■ **SHORT EXERCISE**
Return every record verbatim.
>> Start GIVEN RECORDS
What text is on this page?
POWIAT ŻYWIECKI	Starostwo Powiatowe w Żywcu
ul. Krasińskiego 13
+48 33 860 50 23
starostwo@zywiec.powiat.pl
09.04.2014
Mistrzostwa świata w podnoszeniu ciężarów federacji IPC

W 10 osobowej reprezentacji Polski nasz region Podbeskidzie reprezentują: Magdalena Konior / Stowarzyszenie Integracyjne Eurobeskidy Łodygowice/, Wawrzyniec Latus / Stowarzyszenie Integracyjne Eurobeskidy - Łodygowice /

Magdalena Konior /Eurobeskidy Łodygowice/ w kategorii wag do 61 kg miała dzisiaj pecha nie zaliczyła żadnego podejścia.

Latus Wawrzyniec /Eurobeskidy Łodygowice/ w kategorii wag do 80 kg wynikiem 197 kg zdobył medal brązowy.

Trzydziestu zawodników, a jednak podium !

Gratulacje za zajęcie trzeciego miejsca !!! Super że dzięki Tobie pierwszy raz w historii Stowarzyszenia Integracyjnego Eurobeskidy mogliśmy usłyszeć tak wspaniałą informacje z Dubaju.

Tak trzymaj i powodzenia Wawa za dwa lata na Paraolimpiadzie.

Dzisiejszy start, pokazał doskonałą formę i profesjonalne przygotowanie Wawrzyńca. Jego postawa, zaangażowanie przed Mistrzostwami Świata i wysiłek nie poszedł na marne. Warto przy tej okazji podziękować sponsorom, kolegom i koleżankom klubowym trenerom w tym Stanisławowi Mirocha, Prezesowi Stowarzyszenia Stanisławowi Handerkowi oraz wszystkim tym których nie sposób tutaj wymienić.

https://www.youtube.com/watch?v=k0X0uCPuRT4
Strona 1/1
>> End GIVEN RECORDS
■ **TASK SOLUTION**
What text is on this page?
POWIAT ŻYWIECKI	Starostwo Powiatowe w Żywcu
ul. Krasińskiego 13
+48 33 860 50 23
starostwo@zywiec.powiat.pl
09.04.2014
Mistrzostwa świata w podnoszeniu ciężarów federacji IPC

W 10 osobowej reprezentacji Polski nasz region Podbeskidzie reprezentują: Magdalena Konior / Stowarzyszenie Integracyjne Eurobeskidy Łodygowice/, Wawrzyniec Latus / Stowarzyszenie Integracyjne Eurobeskidy - Łodygowice /

Magdalena Konior /Eurobeskidy Łodygowice/ w kategorii wag do 61 kg miała dzisiaj pecha nie zaliczyła żadnego podejścia.

Latus Wawrzyniec /Eurobeskidy Łodygowice/ w kategorii wag do 80 kg wynikiem 197 kg zdobył medal brązowy.

Trzydziestu zawodników, a jednak podium !

Gratulacje za zajęcie trzeciego miejsca !!! Super że dzięki Tobie pierwszy raz w historii Stowarzyszenia Integracyjnego Eurobeskidy mogliśmy usłyszeć tak wspaniałą informacje z Dubaju.

Tak trzymaj i powodzenia Wawa za dwa lata na Paraolimpiadzie.

Dzisiejszy start, pokazał doskonałą formę i profesjonalne przygotowanie Wawrzyńca. Jego postawa, zaangażowanie przed Mistrzostwami Świata i wysiłek nie poszedł na marne. Warto przy tej okazji podziękować sponsorom, kolegom i koleżankom klubowym trenerom w tym Stanisławowi Mirocha, Prezesowi Stowarzyszenia Stanisławowi Handerkowi oraz wszystkim tym których nie sposób tutaj wymienić.

https://www.youtube.com/watch?v=k0X0uCPuRT4
Strona 1/1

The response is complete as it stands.